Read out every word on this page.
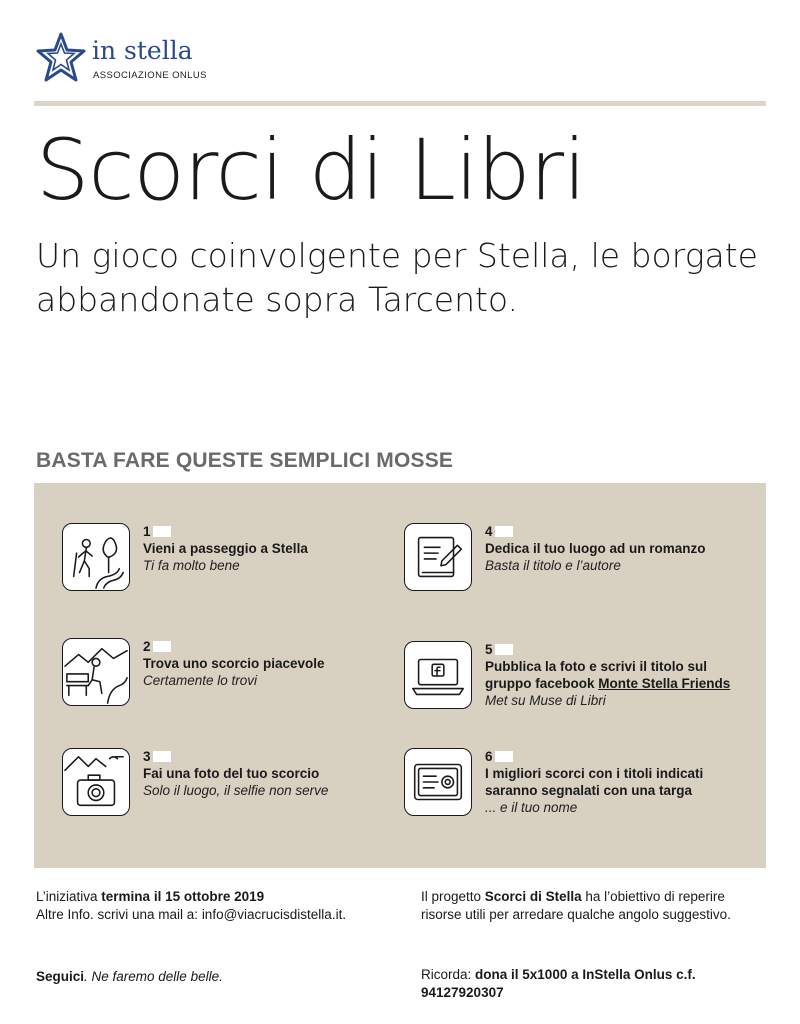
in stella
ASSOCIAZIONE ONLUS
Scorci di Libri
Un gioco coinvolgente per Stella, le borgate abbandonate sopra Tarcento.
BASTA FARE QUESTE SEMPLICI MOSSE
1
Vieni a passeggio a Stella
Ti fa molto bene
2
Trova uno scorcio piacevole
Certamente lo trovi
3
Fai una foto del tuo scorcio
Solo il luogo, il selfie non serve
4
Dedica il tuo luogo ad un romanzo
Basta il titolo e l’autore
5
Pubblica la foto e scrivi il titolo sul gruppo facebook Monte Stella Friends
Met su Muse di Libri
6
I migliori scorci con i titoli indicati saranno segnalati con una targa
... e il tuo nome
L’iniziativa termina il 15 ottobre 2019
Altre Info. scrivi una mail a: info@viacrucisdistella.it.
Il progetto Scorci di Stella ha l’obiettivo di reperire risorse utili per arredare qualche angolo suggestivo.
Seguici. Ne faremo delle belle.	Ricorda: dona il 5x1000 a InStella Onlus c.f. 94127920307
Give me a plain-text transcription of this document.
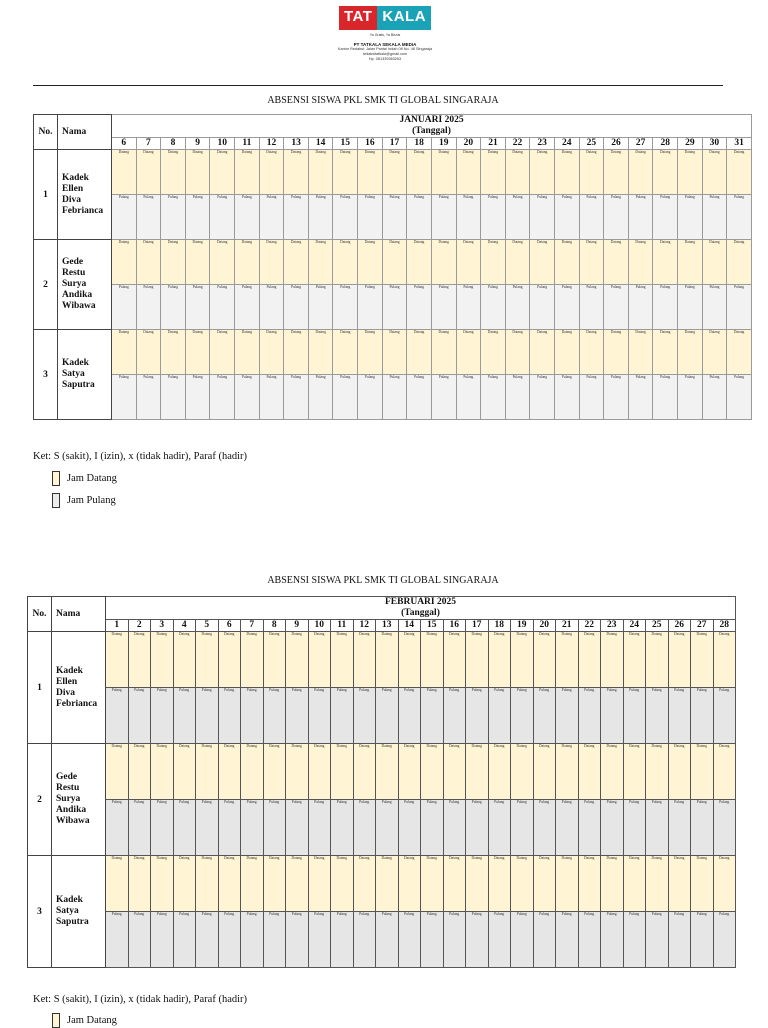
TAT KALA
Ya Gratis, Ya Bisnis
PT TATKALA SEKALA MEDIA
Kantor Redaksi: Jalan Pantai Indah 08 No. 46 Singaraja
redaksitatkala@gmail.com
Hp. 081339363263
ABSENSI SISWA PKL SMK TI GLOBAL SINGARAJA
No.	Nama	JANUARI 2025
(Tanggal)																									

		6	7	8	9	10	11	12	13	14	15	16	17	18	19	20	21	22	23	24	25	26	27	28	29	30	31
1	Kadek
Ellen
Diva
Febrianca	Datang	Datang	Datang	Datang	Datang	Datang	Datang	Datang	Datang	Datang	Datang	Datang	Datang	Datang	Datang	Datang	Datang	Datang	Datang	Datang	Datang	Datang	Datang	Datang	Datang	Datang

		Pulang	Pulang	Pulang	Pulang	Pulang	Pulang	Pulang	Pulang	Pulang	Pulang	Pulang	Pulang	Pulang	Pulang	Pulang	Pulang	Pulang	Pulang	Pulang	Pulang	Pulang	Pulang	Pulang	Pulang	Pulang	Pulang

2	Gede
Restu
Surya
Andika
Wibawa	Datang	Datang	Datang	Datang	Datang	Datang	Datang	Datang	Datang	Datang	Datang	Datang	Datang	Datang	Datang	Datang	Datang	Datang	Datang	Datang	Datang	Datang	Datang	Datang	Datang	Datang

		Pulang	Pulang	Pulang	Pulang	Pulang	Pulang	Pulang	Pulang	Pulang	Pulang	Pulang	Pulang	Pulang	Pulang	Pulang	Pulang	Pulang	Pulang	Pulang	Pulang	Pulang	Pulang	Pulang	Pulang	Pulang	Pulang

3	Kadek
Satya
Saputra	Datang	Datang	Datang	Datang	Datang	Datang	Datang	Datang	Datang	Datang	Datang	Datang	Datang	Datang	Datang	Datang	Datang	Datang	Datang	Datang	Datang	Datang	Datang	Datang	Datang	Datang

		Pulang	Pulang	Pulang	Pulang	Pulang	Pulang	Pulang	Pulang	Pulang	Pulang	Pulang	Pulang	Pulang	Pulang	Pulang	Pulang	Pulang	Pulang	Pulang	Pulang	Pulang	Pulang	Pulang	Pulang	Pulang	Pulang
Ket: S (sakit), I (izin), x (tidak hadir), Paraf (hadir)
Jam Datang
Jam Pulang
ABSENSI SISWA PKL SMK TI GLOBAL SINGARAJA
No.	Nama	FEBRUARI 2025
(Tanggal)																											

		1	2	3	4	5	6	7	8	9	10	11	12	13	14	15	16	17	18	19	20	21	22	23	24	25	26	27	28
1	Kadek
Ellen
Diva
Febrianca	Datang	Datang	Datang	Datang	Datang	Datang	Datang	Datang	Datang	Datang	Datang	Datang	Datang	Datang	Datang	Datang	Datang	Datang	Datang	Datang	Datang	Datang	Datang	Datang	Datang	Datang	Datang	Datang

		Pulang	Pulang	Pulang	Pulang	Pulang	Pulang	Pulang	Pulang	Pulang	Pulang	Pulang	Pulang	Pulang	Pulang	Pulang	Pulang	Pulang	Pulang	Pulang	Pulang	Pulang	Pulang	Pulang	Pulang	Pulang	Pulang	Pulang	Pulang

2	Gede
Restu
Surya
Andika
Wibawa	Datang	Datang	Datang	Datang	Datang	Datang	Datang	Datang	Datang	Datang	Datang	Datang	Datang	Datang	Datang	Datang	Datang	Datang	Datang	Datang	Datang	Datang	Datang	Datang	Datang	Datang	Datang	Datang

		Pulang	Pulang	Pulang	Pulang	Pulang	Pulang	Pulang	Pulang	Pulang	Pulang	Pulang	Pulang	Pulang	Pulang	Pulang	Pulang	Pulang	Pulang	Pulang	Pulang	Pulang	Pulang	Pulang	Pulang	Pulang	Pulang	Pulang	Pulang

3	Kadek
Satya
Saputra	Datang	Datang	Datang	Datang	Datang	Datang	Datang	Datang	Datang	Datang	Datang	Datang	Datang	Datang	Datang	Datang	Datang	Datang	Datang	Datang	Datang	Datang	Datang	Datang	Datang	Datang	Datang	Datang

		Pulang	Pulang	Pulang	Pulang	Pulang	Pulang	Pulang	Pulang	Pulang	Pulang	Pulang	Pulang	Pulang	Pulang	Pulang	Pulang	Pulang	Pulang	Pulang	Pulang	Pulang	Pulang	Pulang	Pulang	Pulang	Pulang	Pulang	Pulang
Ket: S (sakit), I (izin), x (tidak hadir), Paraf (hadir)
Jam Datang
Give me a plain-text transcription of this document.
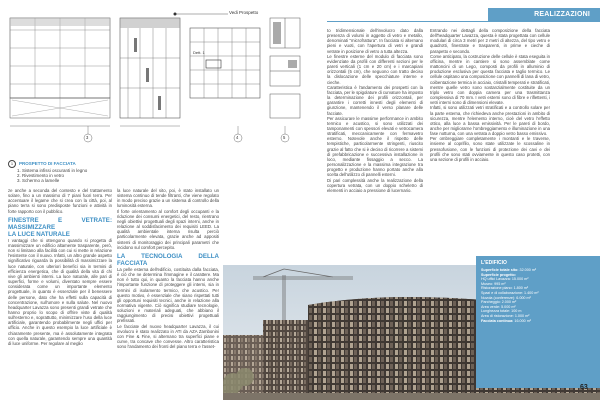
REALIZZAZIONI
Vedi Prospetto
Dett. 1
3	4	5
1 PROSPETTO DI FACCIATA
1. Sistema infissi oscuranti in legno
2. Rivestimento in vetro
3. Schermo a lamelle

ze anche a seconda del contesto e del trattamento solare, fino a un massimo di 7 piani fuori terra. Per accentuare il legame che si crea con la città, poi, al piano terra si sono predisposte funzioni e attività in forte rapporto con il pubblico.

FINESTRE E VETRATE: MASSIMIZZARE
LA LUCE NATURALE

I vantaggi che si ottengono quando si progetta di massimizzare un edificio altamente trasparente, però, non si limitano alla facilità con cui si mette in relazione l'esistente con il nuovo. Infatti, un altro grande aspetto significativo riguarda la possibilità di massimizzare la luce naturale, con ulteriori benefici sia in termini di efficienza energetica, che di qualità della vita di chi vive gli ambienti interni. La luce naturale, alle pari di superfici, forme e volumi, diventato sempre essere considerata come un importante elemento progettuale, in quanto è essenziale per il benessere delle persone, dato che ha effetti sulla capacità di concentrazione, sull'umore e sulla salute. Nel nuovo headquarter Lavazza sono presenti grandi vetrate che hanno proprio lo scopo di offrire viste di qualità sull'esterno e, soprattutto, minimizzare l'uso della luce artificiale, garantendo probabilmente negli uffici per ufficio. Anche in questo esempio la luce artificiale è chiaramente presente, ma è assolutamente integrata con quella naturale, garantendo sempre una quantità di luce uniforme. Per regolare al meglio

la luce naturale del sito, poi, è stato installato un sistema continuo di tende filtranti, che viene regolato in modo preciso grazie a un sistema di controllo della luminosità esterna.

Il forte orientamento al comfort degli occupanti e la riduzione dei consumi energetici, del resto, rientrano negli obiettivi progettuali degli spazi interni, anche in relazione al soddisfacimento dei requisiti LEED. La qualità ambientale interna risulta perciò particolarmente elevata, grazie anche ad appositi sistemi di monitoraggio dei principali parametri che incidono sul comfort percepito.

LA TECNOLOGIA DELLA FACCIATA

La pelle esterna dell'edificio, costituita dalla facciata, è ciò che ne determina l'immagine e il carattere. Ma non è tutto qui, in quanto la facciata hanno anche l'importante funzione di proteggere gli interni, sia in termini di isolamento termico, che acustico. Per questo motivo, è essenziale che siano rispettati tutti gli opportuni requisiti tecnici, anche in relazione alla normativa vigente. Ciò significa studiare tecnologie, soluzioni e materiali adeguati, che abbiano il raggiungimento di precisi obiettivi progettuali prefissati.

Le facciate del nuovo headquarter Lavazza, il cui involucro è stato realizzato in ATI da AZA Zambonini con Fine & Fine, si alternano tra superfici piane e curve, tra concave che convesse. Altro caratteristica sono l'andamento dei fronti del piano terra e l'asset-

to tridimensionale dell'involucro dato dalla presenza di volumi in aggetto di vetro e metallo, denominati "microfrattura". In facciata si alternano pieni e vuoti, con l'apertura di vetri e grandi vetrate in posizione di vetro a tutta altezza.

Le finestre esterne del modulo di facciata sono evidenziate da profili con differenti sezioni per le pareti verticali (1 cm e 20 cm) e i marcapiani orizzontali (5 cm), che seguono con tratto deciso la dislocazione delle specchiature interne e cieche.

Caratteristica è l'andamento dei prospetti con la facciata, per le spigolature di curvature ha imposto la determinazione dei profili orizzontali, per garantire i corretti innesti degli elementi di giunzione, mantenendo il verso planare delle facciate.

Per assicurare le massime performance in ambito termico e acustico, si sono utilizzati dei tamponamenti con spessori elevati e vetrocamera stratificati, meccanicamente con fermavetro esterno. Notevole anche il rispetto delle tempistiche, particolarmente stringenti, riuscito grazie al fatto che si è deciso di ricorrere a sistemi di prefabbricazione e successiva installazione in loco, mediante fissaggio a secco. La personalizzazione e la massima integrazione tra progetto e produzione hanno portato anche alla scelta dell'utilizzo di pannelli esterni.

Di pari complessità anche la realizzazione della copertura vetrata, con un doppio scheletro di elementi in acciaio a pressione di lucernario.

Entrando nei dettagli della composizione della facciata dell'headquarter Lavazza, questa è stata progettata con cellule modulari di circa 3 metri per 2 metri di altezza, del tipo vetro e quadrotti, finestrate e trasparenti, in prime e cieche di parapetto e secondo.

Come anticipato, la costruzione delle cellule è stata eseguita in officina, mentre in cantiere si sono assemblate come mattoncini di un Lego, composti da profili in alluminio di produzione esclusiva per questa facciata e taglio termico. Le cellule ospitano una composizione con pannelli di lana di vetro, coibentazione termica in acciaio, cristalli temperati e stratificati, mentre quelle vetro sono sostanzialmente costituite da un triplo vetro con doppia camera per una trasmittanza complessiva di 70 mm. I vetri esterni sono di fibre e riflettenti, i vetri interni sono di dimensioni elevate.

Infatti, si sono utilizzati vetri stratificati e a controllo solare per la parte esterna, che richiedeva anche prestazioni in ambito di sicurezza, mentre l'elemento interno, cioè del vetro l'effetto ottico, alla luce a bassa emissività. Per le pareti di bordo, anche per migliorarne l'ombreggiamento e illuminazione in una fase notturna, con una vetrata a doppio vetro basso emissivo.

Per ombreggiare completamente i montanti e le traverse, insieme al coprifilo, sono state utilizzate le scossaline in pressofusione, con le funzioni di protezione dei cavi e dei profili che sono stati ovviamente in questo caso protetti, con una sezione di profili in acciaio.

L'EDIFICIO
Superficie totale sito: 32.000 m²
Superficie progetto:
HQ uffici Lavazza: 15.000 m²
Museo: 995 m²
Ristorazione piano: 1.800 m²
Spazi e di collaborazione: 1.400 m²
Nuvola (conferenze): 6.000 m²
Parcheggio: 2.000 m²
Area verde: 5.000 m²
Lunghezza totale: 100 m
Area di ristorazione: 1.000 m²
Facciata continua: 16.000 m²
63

=======

TASK OBJECTIVE - Look through the entries above. Extract each line with the word "piano".

SOLUTION TO THIS PROBLEM -
ze anche a seconda del contesto e del trattamento solare, fino a un massimo di 7 piani fuori terra. Per accentuare il legame che si crea con la città, poi, al piano terra si sono predisposte funzioni e attività in forte rapporto con il pubblico.
Le facciate del nuovo headquarter Lavazza, il cui involucro è stato realizzato in ATI da AZA Zambonini con Fine & Fine, si alternano tra superfici piane e curve, tra concave che convesse. Altro caratteristica sono l'andamento dei fronti del piano terra e l'asset-
Ristorazione piano: 1.800 m²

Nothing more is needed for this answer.